Consigne 1: D'après l'extrait, quel paysage se trouve sur le quatrième de couverture ?

═══ Extrait à lire ═══

Voilà pour l’histoire! Passons dès à présent à l’étude de l’artwork. Et je ne sais pas si c’est l’aspect « célébrité du metal » qui m’a quelque peu emballé, mais je suis un peu déçu. Je le trouve simpliste, voir vraiment pas original. L’effet visuel de ce qui ressemble à un chef d’orchestre en pleine action ne me transcende pas particulièrement, j’ai plutôt l’impression, si j’avais envie de faire dans l’humour bête, d’avoir un aperçu de ce que voit Anselmo quand il a trois grammes par poche… Cet effet noir et blanc en plus est trop peu reluisant, ne rend pas bien du tout. Sans compter la police de caractère qui est déjà vue plein de fois. En revanche, le quatrième de couverture est un peu plus attractif avec ce paysage de forêt, qui pour le coup est issu d’une belle photographie et d’une belle mise en page même si elle est en nuance de gris. Je préfère derrière, ce que je ne vais pas dire trop fort sinon mes nombreuses maitresses vont croire des choses. Je déconne! Bon, en tout cas, c’est un peu mitigé comme travail sur la pochette, je m’attendais à bien bien mieux de la part d’un tel monsieur, je ressors déçu et frustré. Ce n’est qu’un premier album mais ce n’est pas le premier dans toute sa vie, il devrait savoir par expérience que la pochette est hyper importante… A revoir.

Musicalement parlant, c’est autre chose. Définir la musique d’En Minor s’avère être un sacré casse-tête car il y a beaucoup d’influences, beaucoup de variations et surtout, on le sent, c’est un album qui a été composé au fil des années, au gré de l’inspiration des protagonistes. Ce n’est pas un processus habituel, on n’a pas un CD qui s’écoute avec une fluidité et un découlement naturel, on a un CD qui s’écoute en plusieurs étapes. Je vais oser une comparaison étonnante mais pour moi ce n’est pas un album, c’est un « recueil de musique ». Il fonctionne comme un recueil de poésie : il s’écoute par étape, on fait des pauses, on revient dessus par intermittence, chaque morceau a son thème et son ambiance. C’est très désarçonnant d’être bousculé comme cela dans ces rituels que l’on prend par habitude. La première écoute sera donc finalement plusieurs « premières écoutes », avec des morceaux qui m’ont clairement bien plu, d’autres moyennement, d’autres pas du tout. When The Cold Truth Has Worn Its Miserable Welcome Out ( Quand la froide vérité a porté son misérable accueil ) délivre une musique rock très éclectique, que les labels ont cru bon de rassembler sous l’appellation de « rock dépressif« . Au vu des ambiances changeantes, je ne suis pas certain que ce soit le mot juste mais bon… Allons-y pour « rock dépressif »!

═══

Consigne 2: Dans les enregistrements, remplacez "field-label" par "form-label" de la ligne qui contient "Detect and localize" jusqu'à la ligne qui contient "- close-icon[interactable]: ×: [235, 95, 236, 97]" incluse. Redonnez uniquement ces lignes, sans rien changer d'autre.

═══ Lignes de données ═══

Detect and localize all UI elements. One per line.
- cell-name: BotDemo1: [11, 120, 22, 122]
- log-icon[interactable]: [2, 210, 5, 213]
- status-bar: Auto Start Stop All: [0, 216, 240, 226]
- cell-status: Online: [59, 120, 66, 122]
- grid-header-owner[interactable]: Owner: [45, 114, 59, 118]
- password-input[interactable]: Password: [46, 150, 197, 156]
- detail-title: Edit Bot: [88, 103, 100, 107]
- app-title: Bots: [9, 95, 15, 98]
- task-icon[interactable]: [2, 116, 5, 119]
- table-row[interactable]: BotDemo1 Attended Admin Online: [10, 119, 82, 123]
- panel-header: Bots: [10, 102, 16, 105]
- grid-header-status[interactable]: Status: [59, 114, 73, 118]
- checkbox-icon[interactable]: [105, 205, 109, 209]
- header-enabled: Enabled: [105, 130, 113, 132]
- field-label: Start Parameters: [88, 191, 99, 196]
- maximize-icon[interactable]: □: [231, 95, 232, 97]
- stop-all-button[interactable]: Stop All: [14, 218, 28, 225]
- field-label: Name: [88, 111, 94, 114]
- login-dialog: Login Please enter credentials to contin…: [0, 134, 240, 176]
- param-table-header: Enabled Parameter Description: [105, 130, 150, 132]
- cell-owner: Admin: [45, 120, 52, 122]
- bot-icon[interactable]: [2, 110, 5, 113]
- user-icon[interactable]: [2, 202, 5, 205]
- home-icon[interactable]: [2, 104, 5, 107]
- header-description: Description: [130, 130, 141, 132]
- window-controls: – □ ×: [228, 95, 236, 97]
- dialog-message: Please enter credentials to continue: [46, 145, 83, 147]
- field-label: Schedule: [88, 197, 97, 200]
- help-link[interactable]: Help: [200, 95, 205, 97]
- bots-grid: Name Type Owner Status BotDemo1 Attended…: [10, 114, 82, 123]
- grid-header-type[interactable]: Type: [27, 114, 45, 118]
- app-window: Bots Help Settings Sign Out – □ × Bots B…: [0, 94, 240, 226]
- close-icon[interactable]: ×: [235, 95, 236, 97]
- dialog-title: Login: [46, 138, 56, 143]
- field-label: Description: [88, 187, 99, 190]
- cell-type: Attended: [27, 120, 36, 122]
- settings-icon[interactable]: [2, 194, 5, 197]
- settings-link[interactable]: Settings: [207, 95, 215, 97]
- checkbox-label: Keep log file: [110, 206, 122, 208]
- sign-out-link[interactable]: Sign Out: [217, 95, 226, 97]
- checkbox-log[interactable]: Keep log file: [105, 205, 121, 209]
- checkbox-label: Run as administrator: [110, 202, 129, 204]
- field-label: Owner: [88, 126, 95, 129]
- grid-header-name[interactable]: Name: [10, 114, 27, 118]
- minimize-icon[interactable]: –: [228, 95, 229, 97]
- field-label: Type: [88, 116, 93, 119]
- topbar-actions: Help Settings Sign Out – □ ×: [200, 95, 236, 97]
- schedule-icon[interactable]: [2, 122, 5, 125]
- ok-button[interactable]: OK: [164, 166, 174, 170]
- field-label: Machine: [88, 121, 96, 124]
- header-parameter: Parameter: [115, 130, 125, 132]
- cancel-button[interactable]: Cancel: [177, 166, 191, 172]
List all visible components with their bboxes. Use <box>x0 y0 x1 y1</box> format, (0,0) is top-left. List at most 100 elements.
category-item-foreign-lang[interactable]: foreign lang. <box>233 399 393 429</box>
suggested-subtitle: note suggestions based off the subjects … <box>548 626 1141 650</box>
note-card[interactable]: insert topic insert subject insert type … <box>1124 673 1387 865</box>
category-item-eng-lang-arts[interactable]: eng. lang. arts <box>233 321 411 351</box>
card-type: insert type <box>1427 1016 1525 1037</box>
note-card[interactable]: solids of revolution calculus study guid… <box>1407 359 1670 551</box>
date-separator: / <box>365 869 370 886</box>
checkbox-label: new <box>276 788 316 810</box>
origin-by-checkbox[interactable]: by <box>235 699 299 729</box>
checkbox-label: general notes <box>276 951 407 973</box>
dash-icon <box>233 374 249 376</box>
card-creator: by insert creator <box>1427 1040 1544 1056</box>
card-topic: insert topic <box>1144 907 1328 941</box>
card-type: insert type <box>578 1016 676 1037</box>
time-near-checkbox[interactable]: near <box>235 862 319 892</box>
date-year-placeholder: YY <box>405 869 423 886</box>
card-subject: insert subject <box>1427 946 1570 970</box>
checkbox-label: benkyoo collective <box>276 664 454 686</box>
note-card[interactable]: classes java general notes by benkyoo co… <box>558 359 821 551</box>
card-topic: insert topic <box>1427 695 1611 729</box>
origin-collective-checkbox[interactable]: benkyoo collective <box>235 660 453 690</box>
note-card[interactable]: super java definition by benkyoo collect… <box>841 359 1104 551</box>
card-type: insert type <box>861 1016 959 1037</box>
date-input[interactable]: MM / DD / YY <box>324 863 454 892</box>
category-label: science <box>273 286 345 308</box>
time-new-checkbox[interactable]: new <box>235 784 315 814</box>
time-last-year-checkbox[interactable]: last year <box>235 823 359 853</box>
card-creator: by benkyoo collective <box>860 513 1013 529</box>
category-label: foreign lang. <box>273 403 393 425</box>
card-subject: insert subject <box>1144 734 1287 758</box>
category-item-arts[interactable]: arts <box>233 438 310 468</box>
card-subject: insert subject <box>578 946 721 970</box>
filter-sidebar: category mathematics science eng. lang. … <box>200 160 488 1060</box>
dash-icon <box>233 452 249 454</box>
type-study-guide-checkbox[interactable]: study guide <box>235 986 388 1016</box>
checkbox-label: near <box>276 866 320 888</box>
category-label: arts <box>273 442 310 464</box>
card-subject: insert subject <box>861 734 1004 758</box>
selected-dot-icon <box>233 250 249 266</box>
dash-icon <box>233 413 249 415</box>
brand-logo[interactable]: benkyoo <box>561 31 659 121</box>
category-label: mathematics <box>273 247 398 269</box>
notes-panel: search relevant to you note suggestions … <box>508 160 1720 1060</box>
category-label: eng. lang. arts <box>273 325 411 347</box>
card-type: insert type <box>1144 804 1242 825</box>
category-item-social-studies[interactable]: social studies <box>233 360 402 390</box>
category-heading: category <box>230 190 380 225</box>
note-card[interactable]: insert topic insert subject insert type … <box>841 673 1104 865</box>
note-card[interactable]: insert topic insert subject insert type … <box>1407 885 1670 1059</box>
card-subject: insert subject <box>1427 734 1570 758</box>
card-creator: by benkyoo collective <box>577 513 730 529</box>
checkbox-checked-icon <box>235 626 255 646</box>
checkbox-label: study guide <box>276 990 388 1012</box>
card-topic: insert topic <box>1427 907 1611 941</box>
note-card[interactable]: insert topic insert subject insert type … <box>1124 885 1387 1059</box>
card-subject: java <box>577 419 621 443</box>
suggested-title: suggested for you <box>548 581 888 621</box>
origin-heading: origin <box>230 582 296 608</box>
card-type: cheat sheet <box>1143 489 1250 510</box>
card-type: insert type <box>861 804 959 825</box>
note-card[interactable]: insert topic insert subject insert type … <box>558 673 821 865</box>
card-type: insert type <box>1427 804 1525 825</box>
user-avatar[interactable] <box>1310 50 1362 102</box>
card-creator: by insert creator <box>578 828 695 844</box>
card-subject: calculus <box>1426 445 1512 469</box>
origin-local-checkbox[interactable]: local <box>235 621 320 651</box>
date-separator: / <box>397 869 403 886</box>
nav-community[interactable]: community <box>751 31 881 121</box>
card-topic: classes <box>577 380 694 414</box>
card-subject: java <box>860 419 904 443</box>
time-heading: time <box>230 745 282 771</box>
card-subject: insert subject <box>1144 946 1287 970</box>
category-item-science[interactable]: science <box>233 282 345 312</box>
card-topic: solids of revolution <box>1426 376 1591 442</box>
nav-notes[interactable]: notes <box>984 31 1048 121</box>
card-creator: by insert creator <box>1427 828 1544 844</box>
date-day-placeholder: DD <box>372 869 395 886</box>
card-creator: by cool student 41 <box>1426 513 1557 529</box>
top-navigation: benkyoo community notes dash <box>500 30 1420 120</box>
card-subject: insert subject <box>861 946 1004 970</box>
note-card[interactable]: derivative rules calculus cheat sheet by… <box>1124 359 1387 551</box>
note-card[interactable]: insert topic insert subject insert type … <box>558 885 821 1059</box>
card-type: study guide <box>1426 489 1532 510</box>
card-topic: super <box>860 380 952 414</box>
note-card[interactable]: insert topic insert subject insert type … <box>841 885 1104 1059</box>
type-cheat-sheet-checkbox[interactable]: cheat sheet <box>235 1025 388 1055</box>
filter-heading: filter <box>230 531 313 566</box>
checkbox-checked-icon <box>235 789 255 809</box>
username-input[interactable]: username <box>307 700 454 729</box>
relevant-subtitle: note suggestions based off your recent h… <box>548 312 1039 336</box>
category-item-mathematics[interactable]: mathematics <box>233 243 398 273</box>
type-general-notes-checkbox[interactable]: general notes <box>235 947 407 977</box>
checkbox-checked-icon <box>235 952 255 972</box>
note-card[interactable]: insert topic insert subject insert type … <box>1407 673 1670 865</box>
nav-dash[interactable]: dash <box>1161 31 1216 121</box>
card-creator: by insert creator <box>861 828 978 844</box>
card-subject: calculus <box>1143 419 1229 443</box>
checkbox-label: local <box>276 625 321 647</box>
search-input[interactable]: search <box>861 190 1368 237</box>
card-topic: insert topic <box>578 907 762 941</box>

═══
═══ Lignes de données ═══

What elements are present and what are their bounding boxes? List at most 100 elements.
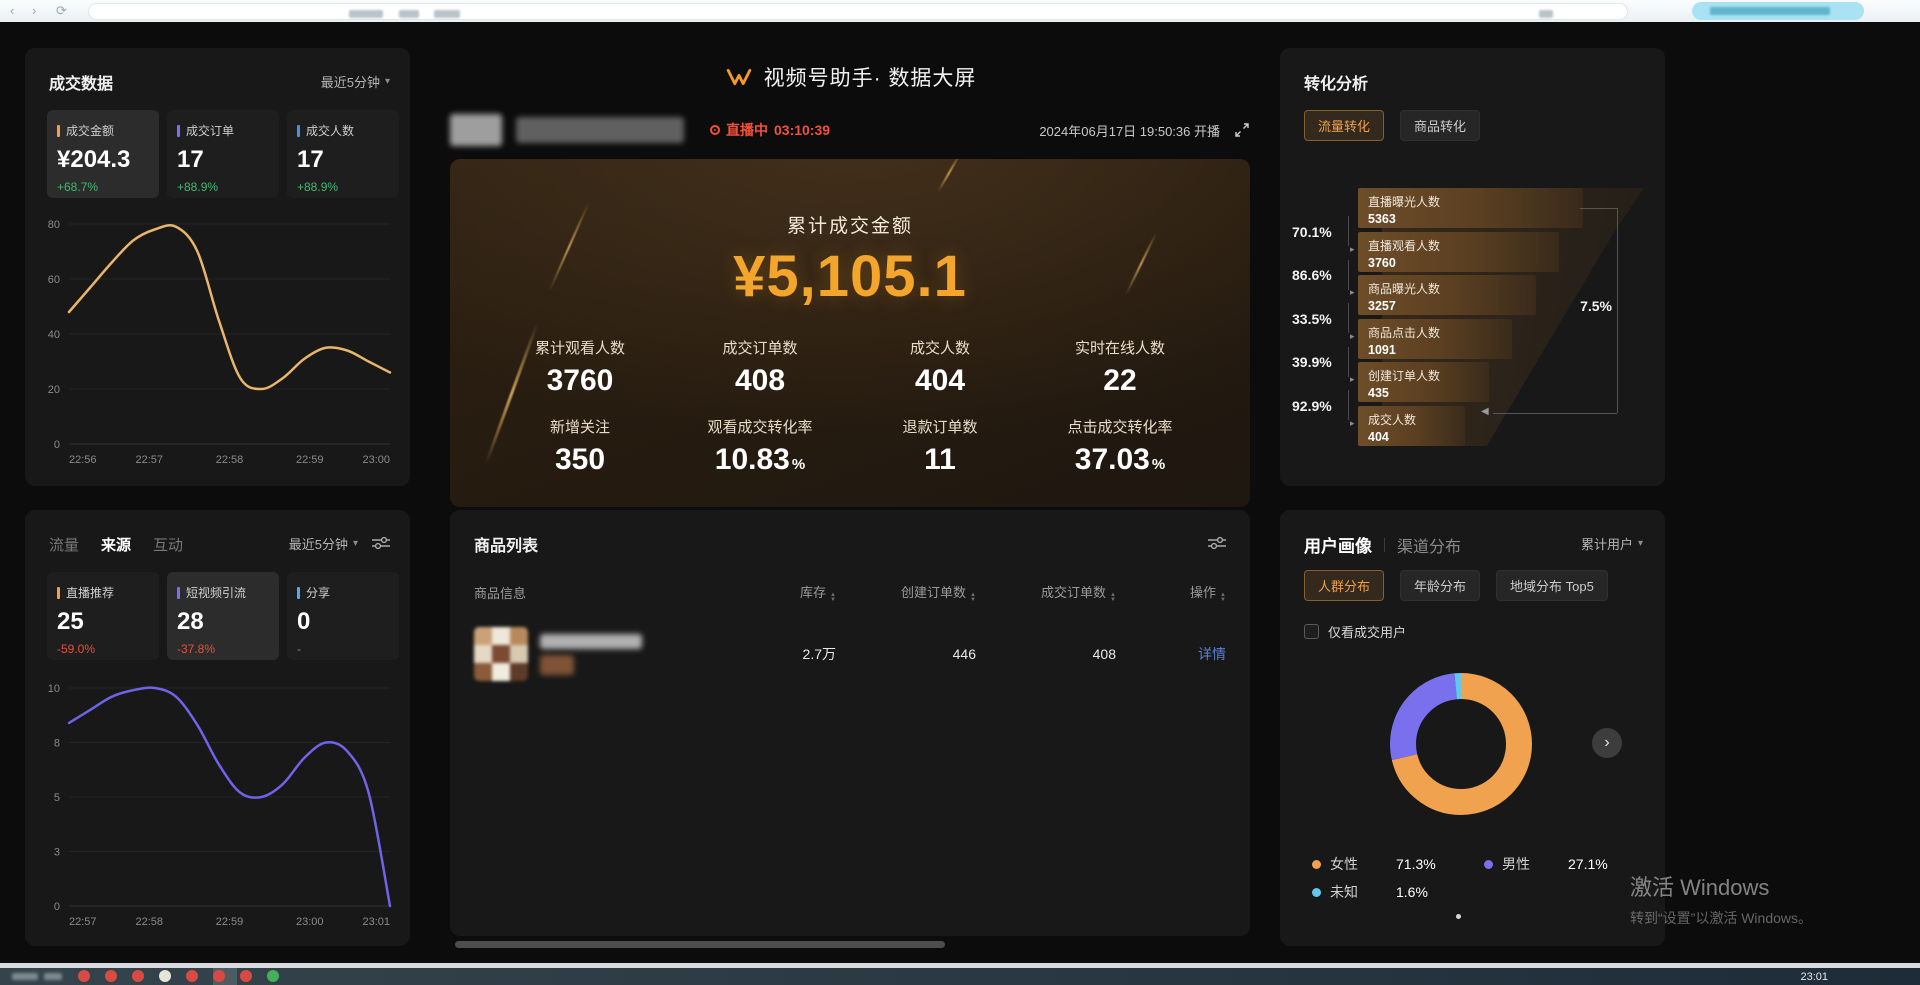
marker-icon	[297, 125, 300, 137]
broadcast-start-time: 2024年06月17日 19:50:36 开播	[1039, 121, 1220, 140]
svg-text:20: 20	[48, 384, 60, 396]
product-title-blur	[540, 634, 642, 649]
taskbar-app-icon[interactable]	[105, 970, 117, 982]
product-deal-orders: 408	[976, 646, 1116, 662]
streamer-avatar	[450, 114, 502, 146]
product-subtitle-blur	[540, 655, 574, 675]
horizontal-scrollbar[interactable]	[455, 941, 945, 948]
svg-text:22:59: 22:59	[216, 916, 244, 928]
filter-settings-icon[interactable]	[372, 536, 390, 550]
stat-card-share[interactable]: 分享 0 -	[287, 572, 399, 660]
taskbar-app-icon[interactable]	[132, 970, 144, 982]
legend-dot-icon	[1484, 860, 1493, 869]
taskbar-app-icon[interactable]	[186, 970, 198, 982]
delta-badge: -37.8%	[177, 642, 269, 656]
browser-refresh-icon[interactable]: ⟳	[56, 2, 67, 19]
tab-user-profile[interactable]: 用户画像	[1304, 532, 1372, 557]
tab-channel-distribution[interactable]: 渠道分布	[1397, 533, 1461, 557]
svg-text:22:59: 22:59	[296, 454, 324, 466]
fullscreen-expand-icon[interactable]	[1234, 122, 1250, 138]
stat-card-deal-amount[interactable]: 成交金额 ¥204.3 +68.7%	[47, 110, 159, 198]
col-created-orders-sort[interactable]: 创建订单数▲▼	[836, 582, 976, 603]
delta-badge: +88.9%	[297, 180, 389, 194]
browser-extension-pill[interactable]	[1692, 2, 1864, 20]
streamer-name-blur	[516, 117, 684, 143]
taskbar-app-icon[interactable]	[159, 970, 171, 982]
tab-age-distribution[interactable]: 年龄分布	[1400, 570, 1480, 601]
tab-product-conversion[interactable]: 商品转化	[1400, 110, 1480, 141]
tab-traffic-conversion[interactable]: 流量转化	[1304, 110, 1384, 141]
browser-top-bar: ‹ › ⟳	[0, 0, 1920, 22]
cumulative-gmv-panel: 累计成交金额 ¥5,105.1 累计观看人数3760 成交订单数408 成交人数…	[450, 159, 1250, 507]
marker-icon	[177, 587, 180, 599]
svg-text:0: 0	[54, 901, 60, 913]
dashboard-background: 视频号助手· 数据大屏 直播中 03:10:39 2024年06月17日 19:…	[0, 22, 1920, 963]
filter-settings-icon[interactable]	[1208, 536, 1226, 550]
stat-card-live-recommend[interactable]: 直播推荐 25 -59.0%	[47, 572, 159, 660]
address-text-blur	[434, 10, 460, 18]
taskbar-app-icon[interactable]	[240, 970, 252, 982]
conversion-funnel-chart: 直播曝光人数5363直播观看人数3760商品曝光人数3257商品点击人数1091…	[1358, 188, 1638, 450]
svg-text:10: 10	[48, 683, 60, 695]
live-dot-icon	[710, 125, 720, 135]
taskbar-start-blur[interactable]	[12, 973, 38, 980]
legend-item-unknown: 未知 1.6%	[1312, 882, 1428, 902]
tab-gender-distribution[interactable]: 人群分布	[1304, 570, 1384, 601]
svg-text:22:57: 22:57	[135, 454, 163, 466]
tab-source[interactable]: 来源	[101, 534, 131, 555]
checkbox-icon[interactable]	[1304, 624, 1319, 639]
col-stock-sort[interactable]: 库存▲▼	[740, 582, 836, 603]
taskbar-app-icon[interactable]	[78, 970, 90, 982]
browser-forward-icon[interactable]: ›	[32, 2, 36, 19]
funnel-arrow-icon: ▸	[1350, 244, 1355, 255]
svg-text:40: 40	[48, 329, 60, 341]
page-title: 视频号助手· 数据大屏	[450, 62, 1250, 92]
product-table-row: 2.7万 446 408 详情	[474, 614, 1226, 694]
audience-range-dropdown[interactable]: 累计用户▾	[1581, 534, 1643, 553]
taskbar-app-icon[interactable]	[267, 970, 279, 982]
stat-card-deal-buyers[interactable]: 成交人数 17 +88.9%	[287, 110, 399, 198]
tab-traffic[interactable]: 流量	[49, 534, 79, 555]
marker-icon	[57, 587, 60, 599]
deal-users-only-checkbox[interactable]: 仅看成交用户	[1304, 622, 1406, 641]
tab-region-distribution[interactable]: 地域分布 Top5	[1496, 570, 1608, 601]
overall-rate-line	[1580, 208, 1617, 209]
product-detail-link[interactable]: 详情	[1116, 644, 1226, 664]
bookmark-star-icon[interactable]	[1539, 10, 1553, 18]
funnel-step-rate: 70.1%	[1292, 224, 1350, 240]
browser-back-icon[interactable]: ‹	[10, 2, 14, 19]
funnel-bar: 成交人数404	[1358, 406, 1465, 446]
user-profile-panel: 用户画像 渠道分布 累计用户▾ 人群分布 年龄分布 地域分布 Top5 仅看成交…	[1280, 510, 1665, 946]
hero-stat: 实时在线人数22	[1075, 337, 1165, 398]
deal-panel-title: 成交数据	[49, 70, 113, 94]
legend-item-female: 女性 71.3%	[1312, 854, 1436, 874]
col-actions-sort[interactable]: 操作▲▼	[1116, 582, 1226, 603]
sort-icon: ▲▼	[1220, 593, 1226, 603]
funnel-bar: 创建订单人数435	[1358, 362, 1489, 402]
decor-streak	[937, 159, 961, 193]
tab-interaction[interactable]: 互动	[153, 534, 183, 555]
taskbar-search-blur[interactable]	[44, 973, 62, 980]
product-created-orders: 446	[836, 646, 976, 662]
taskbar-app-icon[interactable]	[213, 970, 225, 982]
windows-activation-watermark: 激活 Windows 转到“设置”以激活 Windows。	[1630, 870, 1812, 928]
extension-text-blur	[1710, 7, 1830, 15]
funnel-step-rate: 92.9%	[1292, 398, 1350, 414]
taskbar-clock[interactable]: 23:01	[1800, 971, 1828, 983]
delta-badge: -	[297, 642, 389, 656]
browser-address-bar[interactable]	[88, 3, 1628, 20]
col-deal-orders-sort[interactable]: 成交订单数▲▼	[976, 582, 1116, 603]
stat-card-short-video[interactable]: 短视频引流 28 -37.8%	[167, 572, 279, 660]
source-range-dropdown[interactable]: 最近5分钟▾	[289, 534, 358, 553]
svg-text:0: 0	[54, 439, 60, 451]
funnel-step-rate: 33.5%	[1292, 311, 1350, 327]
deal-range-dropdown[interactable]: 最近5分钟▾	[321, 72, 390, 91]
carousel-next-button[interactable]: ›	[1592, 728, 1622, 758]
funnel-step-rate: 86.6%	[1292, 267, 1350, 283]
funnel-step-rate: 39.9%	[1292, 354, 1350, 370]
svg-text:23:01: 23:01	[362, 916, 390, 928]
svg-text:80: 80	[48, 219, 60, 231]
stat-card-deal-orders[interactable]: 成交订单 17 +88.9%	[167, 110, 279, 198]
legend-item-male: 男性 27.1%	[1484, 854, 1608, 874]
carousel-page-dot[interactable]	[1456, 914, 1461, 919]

═══

Réponse 1: Un paysage de forêt.

Réponse 2:
Detect and localize all UI elements. One per line.
- cell-name: BotDemo1: [11, 120, 22, 122]
- log-icon[interactable]: [2, 210, 5, 213]
- status-bar: Auto Start Stop All: [0, 216, 240, 226]
- cell-status: Online: [59, 120, 66, 122]
- grid-header-owner[interactable]: Owner: [45, 114, 59, 118]
- password-input[interactable]: Password: [46, 150, 197, 156]
- detail-title: Edit Bot: [88, 103, 100, 107]
- app-title: Bots: [9, 95, 15, 98]
- task-icon[interactable]: [2, 116, 5, 119]
- table-row[interactable]: BotDemo1 Attended Admin Online: [10, 119, 82, 123]
- panel-header: Bots: [10, 102, 16, 105]
- grid-header-status[interactable]: Status: [59, 114, 73, 118]
- checkbox-icon[interactable]: [105, 205, 109, 209]
- header-enabled: Enabled: [105, 130, 113, 132]
- form-label: Start Parameters: [88, 191, 99, 196]
- maximize-icon[interactable]: □: [231, 95, 232, 97]
- stop-all-button[interactable]: Stop All: [14, 218, 28, 225]
- form-label: Name: [88, 111, 94, 114]
- login-dialog: Login Please enter credentials to contin…: [0, 134, 240, 176]
- param-table-header: Enabled Parameter Description: [105, 130, 150, 132]
- cell-owner: Admin: [45, 120, 52, 122]
- bot-icon[interactable]: [2, 110, 5, 113]
- user-icon[interactable]: [2, 202, 5, 205]
- home-icon[interactable]: [2, 104, 5, 107]
- header-description: Description: [130, 130, 141, 132]
- window-controls: – □ ×: [228, 95, 236, 97]
- dialog-message: Please enter credentials to continue: [46, 145, 83, 147]
- form-label: Schedule: [88, 197, 97, 200]
- help-link[interactable]: Help: [200, 95, 205, 97]
- bots-grid: Name Type Owner Status BotDemo1 Attended…: [10, 114, 82, 123]
- grid-header-type[interactable]: Type: [27, 114, 45, 118]
- app-window: Bots Help Settings Sign Out – □ × Bots B…: [0, 94, 240, 226]
- close-icon[interactable]: ×: [235, 95, 236, 97]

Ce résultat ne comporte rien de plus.